YOUR OBJECTIVE:
Please repeat the data from its start through the line containing "colorbar-segment <box>1062 1329", changing "coastline" to "shoreline" and leaving everything else the same.

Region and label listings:
-*-*-

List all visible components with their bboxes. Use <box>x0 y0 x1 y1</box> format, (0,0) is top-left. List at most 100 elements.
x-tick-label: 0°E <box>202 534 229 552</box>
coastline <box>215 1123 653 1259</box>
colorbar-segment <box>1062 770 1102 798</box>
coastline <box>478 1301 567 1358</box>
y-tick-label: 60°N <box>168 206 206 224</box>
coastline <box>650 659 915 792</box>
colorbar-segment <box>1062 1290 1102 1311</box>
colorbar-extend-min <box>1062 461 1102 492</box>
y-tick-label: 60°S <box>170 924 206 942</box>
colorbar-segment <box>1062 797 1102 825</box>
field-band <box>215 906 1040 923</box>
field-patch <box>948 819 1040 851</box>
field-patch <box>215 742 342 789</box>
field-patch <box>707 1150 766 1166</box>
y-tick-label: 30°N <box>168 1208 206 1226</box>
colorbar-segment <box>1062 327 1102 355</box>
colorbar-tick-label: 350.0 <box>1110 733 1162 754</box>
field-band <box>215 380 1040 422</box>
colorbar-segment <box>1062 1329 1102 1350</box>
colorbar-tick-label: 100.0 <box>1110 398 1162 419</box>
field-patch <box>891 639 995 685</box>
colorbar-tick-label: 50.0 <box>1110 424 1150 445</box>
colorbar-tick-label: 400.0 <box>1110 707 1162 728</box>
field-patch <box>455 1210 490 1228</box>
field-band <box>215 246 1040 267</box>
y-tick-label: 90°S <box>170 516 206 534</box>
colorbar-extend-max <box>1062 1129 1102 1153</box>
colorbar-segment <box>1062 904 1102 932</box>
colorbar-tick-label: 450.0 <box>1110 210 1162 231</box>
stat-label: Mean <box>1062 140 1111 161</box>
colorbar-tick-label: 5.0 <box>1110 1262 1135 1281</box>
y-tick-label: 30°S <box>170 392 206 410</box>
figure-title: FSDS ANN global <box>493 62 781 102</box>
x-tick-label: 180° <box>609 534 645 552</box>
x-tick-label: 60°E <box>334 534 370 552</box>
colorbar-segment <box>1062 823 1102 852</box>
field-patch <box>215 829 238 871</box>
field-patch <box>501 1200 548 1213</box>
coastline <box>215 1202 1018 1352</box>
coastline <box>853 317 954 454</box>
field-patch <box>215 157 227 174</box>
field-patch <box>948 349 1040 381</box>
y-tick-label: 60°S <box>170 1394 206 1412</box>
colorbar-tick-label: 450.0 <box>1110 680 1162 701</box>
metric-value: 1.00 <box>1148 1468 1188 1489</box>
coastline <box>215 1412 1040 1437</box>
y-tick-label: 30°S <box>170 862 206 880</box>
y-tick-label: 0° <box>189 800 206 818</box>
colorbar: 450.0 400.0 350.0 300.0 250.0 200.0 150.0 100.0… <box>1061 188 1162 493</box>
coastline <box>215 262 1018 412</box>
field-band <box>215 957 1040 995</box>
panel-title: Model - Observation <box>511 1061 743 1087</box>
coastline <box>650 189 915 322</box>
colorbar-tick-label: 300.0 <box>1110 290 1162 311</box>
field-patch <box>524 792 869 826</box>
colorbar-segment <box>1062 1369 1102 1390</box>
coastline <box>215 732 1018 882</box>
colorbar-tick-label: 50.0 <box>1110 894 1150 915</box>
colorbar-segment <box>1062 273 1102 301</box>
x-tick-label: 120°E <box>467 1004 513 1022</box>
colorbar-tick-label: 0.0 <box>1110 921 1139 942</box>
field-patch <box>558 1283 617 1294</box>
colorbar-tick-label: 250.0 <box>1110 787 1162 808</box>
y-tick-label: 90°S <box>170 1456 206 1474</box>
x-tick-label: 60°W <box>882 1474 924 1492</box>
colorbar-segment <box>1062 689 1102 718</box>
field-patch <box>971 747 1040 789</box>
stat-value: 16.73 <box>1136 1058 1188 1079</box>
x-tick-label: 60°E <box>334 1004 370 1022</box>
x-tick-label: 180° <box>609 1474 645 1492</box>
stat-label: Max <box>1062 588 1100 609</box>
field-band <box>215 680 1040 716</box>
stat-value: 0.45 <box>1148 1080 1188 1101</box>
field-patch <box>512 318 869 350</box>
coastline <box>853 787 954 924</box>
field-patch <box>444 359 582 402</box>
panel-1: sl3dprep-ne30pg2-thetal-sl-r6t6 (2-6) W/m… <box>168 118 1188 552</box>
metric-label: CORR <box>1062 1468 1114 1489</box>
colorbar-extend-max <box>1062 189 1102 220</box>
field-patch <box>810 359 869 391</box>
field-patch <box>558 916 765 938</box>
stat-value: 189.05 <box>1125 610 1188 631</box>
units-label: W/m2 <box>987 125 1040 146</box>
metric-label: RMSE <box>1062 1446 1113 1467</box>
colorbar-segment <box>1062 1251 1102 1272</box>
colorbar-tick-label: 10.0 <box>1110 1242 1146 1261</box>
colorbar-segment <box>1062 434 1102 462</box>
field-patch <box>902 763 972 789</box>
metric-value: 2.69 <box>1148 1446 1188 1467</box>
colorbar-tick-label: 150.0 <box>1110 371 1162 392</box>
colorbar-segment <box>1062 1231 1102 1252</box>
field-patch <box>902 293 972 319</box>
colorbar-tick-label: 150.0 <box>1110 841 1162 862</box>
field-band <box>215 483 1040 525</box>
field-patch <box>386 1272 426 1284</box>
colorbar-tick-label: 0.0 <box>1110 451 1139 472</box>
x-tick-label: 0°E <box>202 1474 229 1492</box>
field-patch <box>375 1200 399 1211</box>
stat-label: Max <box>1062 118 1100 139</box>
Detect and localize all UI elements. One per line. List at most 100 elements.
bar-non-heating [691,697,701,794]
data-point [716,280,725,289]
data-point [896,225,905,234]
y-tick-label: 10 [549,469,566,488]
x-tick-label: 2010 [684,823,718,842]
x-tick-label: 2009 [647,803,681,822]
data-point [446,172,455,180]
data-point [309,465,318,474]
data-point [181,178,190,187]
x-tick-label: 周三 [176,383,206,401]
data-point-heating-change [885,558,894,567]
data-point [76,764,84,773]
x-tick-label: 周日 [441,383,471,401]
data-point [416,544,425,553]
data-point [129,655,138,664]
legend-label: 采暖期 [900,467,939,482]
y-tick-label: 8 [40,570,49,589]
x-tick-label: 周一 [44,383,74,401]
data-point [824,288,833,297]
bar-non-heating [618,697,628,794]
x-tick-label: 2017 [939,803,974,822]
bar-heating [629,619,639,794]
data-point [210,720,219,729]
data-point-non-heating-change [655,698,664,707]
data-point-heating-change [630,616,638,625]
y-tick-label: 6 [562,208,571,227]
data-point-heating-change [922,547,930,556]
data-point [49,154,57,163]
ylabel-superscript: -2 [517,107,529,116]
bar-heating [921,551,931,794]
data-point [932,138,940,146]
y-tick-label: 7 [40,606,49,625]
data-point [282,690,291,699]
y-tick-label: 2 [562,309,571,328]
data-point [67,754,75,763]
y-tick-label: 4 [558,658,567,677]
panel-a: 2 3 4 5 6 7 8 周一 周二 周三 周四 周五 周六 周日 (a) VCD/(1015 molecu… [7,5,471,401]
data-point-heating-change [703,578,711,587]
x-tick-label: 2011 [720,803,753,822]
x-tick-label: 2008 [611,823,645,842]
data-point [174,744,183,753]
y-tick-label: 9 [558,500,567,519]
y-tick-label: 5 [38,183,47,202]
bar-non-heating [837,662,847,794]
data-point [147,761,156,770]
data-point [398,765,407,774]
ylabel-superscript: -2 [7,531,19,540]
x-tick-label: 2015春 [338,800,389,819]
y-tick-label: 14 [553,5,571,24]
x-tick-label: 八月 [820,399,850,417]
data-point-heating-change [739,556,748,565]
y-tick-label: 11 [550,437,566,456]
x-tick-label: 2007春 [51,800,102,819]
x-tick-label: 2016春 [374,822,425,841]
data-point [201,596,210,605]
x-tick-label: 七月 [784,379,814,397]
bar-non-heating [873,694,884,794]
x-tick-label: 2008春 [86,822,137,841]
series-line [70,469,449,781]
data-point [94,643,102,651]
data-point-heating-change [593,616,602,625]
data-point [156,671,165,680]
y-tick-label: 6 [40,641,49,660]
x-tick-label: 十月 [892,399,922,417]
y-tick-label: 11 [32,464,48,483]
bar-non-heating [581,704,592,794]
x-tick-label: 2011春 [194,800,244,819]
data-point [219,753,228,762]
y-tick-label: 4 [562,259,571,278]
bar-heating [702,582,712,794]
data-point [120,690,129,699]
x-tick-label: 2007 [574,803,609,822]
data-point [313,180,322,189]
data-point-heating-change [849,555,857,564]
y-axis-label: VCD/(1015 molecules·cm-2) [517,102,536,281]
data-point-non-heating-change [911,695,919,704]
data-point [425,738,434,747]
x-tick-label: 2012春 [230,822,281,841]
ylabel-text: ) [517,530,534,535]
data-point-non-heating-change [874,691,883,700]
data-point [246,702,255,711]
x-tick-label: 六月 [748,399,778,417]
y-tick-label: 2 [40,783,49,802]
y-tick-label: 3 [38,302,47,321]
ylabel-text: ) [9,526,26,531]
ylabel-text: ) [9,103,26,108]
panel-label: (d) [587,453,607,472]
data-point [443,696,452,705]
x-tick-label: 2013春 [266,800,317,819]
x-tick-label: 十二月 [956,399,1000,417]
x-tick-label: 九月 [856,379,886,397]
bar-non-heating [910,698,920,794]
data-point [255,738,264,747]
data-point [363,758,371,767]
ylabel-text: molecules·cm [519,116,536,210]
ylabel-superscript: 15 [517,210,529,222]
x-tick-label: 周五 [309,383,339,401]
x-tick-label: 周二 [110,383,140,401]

-*-*-

FINAL ANSWER:
List all visible components with their bboxes. Use <box>x0 y0 x1 y1</box> format, (0,0) is top-left. List at most 100 elements.
x-tick-label: 0°E <box>202 534 229 552</box>
shoreline <box>215 1123 653 1259</box>
colorbar-segment <box>1062 770 1102 798</box>
shoreline <box>478 1301 567 1358</box>
y-tick-label: 60°N <box>168 206 206 224</box>
shoreline <box>650 659 915 792</box>
colorbar-segment <box>1062 1290 1102 1311</box>
colorbar-extend-min <box>1062 461 1102 492</box>
y-tick-label: 60°S <box>170 924 206 942</box>
colorbar-segment <box>1062 797 1102 825</box>
field-band <box>215 906 1040 923</box>
field-patch <box>948 819 1040 851</box>
field-patch <box>215 742 342 789</box>
field-patch <box>707 1150 766 1166</box>
y-tick-label: 30°N <box>168 1208 206 1226</box>
colorbar-segment <box>1062 327 1102 355</box>
colorbar-tick-label: 350.0 <box>1110 733 1162 754</box>
field-band <box>215 380 1040 422</box>
colorbar-segment <box>1062 1329 1102 1350</box>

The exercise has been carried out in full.